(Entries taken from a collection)
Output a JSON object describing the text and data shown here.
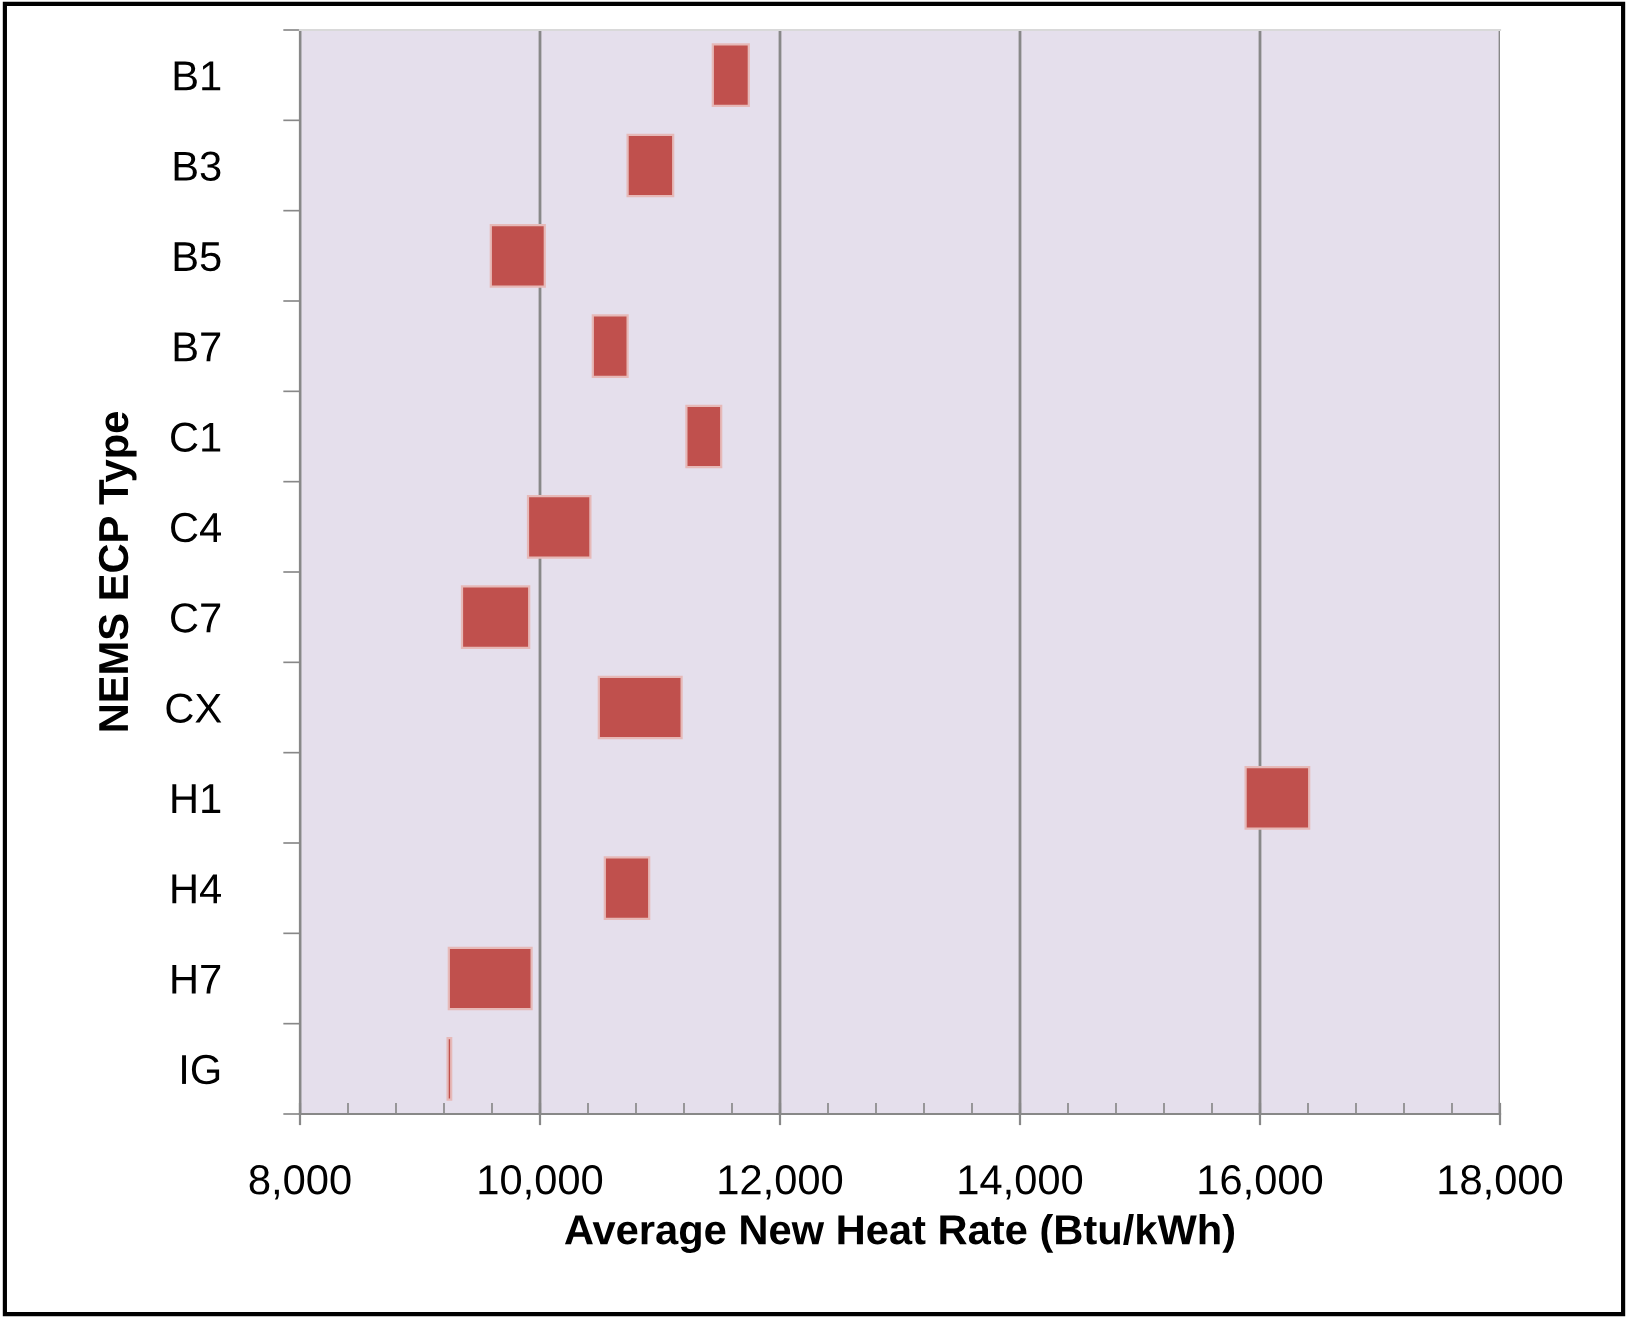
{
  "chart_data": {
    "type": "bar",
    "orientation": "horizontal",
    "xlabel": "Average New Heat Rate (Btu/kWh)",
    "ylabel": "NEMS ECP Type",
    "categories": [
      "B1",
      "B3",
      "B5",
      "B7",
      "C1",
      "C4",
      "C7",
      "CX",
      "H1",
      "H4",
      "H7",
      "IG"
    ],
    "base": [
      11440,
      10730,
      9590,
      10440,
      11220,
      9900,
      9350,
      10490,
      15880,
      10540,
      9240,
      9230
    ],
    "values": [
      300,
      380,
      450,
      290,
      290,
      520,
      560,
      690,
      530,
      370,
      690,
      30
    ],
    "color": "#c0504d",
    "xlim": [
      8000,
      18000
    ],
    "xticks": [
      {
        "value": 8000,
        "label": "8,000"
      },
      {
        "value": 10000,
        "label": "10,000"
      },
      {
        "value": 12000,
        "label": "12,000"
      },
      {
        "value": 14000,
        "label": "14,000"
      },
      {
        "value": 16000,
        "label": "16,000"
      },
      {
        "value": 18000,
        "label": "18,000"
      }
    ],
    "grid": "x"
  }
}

EXERCISE PROMPT → Omit the pictures, then output the rest of the listing exactly.

RESULT OF THIS TASK →
Output a JSON object describing the text and data shown here.
{
  "chart_data": {
    "type": "bar",
    "orientation": "horizontal",
    "xlabel": "Average New Heat Rate (Btu/kWh)",
    "ylabel": "NEMS ECP Type",
    "categories": [
      "B1",
      "B3",
      "B5",
      "B7",
      "C1",
      "C4",
      "C7",
      "CX",
      "H1",
      "H4",
      "H7",
      "IG"
    ],
    "base": [
      11440,
      10730,
      9590,
      10440,
      11220,
      9900,
      9350,
      10490,
      15880,
      10540,
      9240,
      9230
    ],
    "values": [
      300,
      380,
      450,
      290,
      290,
      520,
      560,
      690,
      530,
      370,
      690,
      30
    ],
    "color": "#c0504d",
    "xlim": [
      8000,
      18000
    ],
    "xticks": [
      {
        "value": 8000,
        "label": "8,000"
      },
      {
        "value": 10000,
        "label": "10,000"
      },
      {
        "value": 12000,
        "label": "12,000"
      },
      {
        "value": 14000,
        "label": "14,000"
      },
      {
        "value": 16000,
        "label": "16,000"
      },
      {
        "value": 18000,
        "label": "18,000"
      }
    ],
    "grid": "x"
  }
}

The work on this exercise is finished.